WHAT YOU ARE ASKED TO DO:
Find every line with the word "BussinessService" and report how many there are, without any other text.

--------------------------------

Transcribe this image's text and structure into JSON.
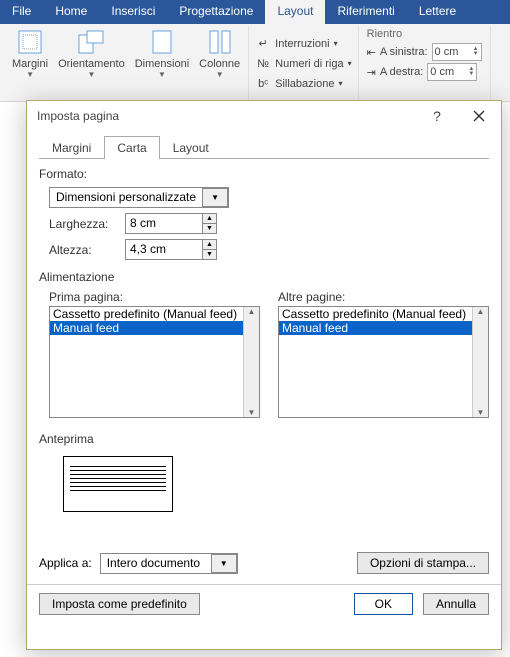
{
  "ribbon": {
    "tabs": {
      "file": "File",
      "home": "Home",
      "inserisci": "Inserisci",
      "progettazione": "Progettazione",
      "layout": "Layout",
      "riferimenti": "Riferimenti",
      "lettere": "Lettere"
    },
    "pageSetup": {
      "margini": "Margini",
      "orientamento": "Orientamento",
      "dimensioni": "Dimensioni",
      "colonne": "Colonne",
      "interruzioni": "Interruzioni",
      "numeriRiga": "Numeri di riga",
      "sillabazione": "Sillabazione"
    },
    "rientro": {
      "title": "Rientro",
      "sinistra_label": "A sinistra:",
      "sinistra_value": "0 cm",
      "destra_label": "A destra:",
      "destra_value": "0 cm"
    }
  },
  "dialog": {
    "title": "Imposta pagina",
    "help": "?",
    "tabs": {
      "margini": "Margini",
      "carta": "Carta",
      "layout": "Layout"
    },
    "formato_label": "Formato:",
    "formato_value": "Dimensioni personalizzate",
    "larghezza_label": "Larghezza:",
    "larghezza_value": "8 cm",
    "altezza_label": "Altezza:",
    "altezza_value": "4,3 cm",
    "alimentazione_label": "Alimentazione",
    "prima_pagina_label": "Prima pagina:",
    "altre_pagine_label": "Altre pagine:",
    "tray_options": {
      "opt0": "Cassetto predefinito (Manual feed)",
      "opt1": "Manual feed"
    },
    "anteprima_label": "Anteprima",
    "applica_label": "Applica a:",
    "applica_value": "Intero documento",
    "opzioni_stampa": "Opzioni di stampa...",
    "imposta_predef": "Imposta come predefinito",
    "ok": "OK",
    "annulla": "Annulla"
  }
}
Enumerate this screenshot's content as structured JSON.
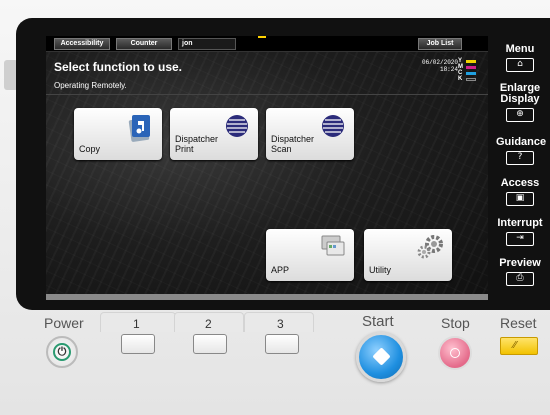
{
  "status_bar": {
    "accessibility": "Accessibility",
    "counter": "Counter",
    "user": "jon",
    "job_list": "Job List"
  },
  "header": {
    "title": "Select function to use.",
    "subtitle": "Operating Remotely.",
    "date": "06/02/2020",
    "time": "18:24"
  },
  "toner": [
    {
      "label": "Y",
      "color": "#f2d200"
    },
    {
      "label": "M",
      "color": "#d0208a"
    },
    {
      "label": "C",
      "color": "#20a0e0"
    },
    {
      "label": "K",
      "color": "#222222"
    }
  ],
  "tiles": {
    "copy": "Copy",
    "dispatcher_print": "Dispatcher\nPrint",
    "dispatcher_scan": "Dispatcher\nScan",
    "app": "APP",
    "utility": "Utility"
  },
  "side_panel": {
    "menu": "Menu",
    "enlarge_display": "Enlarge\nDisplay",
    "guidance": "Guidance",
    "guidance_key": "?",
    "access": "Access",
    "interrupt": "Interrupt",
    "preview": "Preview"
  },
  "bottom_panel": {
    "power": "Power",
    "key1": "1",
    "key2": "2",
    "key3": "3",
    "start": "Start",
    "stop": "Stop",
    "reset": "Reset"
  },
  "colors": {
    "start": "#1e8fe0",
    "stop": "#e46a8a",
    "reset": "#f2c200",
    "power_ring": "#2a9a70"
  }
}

--------------------------------

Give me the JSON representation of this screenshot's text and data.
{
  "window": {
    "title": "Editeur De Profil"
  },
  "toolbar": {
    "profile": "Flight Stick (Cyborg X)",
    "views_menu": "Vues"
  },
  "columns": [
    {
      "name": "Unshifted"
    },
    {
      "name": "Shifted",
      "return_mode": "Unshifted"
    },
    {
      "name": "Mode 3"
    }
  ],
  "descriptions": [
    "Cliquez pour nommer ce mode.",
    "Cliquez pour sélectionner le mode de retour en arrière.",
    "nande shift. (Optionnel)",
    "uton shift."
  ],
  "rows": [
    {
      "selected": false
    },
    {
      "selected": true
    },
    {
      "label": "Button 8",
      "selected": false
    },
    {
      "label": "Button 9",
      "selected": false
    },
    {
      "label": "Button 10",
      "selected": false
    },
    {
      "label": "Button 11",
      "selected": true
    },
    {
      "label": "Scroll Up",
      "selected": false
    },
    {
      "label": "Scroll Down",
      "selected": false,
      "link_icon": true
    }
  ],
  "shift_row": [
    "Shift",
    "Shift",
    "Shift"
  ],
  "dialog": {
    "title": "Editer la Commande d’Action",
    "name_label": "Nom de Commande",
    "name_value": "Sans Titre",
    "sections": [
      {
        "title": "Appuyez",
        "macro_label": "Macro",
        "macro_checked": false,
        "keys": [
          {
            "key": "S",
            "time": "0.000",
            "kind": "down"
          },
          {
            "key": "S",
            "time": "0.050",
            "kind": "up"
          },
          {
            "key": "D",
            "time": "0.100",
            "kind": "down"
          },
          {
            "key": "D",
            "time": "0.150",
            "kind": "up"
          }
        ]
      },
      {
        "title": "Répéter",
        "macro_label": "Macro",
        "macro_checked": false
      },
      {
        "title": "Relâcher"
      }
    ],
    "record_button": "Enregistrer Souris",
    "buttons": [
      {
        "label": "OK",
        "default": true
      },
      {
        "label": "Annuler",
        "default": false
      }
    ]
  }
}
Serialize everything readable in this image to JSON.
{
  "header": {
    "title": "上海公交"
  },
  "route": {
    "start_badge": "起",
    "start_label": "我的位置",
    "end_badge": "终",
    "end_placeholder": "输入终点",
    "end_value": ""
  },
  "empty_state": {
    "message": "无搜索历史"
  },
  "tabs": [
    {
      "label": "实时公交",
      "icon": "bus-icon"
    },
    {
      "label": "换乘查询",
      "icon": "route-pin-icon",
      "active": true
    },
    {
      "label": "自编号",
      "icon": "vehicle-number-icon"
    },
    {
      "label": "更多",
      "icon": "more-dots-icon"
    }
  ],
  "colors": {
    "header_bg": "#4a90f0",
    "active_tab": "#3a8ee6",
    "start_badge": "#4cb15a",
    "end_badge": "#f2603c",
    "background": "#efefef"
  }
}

--------------------------------

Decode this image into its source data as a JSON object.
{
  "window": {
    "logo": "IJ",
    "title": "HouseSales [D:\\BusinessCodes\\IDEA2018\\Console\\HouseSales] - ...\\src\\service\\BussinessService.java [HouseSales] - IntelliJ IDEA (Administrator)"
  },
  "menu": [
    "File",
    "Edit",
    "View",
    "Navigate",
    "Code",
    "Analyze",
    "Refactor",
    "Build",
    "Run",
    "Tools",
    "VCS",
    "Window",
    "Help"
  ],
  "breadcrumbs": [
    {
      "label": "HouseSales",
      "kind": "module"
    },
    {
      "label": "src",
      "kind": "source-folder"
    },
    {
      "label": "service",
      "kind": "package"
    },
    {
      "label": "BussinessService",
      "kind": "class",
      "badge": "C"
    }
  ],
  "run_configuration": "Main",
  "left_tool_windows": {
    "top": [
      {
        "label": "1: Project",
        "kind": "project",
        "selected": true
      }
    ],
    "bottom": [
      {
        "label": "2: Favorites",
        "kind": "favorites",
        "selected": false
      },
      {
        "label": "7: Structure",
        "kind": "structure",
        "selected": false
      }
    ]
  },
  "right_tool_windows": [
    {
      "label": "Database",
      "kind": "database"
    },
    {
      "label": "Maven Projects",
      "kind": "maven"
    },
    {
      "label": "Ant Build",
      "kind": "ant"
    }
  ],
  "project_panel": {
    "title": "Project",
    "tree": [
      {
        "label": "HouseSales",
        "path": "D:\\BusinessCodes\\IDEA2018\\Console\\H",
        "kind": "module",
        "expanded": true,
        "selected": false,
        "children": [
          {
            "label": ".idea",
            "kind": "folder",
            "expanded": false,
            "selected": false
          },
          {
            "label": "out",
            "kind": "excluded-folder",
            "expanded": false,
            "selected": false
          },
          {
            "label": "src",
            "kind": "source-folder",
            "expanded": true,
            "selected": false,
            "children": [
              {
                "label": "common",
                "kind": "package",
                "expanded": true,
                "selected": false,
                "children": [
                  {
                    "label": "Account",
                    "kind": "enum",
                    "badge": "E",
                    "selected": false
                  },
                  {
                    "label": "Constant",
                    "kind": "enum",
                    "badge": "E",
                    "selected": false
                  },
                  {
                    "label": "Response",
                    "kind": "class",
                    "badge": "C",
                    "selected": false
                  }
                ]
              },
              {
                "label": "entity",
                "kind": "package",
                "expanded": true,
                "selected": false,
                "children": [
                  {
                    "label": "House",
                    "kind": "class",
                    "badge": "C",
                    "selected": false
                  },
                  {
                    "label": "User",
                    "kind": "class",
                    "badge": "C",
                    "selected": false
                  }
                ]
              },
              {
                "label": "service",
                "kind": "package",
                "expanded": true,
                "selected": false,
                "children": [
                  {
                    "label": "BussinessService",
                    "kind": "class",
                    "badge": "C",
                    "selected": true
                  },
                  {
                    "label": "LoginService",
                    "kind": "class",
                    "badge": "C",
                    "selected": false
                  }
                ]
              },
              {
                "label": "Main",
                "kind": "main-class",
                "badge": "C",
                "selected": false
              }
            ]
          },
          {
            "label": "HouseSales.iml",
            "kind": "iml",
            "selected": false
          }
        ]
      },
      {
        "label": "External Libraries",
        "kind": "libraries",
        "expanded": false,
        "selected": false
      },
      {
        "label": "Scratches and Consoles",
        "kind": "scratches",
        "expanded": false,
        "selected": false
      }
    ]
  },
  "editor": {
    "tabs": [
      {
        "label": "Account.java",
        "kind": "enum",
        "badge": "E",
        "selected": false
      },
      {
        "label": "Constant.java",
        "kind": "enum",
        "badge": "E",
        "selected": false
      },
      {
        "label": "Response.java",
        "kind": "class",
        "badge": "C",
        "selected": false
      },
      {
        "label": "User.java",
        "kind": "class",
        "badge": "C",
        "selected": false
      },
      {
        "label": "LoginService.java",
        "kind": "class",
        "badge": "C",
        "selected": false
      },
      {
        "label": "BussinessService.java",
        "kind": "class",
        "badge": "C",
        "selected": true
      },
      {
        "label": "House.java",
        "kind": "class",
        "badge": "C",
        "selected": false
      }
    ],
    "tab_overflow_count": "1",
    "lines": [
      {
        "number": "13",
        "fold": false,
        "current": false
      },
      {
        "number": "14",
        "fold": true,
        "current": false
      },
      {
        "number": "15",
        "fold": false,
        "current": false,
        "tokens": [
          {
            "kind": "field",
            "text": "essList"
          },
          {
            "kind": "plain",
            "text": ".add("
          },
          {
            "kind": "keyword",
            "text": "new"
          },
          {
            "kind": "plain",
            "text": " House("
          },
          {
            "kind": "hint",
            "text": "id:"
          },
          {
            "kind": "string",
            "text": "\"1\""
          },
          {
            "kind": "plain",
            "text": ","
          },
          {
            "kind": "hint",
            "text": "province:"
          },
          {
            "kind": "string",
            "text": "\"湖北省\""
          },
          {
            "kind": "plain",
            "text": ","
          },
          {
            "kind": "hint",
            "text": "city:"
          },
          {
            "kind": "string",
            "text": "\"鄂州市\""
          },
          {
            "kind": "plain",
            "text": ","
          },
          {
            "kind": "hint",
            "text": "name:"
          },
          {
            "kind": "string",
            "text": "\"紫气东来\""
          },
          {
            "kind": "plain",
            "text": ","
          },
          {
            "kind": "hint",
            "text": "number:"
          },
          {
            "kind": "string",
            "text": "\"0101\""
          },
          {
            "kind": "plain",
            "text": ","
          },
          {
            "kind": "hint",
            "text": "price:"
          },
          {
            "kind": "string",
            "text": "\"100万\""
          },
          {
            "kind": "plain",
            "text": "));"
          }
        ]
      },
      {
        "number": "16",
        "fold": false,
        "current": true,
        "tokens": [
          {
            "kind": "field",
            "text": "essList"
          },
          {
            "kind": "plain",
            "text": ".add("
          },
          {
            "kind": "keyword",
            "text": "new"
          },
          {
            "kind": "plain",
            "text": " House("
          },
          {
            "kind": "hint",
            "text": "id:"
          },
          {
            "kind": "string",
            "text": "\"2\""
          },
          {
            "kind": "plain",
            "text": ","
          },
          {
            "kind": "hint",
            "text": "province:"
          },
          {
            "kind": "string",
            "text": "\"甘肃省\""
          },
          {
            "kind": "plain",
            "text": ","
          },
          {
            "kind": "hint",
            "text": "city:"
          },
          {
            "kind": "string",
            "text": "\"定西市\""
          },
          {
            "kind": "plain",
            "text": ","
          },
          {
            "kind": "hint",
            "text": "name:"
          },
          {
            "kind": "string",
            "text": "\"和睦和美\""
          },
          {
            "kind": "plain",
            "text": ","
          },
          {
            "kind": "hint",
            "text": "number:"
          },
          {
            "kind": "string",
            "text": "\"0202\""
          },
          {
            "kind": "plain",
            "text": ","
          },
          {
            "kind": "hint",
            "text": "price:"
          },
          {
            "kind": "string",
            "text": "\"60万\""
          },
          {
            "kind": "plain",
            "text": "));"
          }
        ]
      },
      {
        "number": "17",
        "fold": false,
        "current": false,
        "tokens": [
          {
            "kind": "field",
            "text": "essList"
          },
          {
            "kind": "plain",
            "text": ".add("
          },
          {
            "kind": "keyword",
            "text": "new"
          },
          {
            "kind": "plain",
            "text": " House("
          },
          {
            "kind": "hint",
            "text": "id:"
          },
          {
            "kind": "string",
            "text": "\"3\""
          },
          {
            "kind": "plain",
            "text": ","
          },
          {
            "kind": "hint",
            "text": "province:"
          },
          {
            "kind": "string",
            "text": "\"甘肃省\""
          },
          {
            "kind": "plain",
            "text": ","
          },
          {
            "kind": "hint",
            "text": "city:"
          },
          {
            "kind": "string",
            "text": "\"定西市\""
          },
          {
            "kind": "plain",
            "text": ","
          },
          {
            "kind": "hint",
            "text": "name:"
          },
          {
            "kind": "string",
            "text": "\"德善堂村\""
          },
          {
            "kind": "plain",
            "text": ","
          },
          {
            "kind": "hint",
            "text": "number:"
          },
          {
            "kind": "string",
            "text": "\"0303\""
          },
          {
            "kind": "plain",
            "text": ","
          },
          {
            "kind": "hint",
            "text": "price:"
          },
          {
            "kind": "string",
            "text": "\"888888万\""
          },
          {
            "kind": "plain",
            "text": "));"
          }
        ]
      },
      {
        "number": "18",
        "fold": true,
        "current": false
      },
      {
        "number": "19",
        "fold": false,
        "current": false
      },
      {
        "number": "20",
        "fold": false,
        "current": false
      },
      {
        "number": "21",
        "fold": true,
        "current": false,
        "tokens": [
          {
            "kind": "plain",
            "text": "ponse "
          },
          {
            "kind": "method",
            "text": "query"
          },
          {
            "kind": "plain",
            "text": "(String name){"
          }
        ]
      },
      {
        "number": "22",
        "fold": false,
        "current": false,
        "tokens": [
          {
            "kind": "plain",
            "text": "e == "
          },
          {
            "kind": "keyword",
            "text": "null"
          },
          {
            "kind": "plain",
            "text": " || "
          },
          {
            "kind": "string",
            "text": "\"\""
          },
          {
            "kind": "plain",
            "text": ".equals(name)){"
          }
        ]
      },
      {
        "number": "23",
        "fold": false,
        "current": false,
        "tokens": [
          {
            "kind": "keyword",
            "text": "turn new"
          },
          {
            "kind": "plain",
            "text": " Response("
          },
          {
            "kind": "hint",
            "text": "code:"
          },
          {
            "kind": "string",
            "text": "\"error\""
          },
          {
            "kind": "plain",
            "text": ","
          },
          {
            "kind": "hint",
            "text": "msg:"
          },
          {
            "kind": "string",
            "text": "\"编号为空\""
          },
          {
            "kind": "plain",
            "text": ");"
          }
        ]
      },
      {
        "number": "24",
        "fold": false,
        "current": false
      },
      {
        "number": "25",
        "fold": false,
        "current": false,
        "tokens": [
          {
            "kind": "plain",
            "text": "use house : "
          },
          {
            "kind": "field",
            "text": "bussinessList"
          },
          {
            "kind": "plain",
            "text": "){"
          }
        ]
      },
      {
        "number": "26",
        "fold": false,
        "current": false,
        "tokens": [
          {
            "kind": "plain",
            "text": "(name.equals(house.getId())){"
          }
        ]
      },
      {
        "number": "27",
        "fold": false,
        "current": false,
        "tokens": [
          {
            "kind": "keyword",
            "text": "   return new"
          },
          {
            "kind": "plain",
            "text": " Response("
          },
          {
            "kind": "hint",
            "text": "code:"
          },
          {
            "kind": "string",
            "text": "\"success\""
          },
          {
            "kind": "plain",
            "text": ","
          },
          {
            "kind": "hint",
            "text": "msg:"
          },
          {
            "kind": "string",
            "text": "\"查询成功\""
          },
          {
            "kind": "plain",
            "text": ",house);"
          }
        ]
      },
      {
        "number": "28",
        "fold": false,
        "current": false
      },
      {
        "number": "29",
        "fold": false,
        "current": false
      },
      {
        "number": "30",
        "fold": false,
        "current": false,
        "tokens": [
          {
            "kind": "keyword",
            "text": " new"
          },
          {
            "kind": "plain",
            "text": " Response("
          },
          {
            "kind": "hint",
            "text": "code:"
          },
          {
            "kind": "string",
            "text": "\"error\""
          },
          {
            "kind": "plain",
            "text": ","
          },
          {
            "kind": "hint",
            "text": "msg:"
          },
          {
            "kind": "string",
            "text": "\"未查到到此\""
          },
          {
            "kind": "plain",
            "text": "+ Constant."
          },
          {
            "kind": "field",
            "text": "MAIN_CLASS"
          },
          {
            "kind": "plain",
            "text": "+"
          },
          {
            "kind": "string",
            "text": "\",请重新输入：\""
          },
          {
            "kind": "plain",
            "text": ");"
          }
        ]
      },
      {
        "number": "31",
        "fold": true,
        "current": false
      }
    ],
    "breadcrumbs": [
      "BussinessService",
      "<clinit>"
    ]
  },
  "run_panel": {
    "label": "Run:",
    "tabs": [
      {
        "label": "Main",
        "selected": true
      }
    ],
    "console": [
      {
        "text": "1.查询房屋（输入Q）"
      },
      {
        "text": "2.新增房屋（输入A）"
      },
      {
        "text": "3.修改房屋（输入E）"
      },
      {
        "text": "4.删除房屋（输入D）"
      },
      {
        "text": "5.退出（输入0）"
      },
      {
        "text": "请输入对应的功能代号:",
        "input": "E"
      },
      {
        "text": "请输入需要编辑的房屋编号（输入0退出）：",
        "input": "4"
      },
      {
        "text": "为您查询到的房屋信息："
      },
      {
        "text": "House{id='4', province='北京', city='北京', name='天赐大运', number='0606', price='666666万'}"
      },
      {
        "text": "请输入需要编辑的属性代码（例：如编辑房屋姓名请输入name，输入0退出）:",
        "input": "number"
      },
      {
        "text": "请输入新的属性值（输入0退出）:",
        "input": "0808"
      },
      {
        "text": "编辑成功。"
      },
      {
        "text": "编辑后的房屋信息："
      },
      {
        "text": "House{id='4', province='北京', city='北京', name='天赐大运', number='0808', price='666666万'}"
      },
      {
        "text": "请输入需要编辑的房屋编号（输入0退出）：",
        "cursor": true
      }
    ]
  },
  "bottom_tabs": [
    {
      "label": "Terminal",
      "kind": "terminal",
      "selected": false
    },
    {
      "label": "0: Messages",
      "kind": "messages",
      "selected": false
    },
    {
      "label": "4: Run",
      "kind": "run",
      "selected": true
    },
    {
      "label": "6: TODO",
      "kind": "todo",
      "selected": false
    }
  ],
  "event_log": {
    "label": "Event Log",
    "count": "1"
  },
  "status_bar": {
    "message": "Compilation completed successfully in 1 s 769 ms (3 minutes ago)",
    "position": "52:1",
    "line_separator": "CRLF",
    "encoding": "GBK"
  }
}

--------------------------------

SOLUTION:
5